**TASK**: What is the count of lines that hold the word "Hill"? Give only the number.
========================
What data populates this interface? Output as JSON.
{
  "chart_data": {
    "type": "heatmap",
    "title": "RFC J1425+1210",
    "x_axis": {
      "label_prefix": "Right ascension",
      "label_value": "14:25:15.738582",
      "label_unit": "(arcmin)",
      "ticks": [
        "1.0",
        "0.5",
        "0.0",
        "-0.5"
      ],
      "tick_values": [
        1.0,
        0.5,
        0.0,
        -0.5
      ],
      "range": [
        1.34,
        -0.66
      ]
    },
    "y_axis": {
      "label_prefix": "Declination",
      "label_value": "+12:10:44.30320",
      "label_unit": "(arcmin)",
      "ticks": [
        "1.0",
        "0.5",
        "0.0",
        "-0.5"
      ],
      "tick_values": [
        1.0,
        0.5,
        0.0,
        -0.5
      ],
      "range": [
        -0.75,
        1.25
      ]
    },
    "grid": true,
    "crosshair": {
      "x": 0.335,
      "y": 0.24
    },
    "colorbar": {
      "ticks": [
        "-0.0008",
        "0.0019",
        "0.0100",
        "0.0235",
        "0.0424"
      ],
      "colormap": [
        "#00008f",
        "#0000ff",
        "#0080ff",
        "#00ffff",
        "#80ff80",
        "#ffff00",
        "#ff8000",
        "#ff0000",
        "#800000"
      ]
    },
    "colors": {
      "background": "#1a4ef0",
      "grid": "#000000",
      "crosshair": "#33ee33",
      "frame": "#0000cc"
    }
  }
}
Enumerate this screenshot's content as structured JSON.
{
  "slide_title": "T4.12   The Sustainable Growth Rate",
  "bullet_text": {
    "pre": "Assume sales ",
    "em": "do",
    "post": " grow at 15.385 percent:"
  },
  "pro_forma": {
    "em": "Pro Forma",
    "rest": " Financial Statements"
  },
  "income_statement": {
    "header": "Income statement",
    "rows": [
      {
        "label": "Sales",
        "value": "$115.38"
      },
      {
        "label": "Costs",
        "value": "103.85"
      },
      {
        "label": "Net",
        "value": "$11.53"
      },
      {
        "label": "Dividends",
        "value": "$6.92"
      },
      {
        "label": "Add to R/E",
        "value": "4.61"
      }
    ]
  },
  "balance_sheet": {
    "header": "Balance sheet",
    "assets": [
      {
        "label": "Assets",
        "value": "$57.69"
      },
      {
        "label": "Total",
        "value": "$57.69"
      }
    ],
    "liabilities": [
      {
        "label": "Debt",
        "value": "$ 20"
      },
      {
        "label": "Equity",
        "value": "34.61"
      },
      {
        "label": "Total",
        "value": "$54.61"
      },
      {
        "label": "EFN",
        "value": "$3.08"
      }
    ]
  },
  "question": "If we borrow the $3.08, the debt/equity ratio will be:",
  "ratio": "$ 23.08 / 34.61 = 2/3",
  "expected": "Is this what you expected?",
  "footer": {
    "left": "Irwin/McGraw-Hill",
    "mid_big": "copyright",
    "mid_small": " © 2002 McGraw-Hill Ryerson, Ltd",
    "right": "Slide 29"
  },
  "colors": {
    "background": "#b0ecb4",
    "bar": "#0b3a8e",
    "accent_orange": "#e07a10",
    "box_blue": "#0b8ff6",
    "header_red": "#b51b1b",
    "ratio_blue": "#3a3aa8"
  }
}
========================
**FINISHED TASK**: 2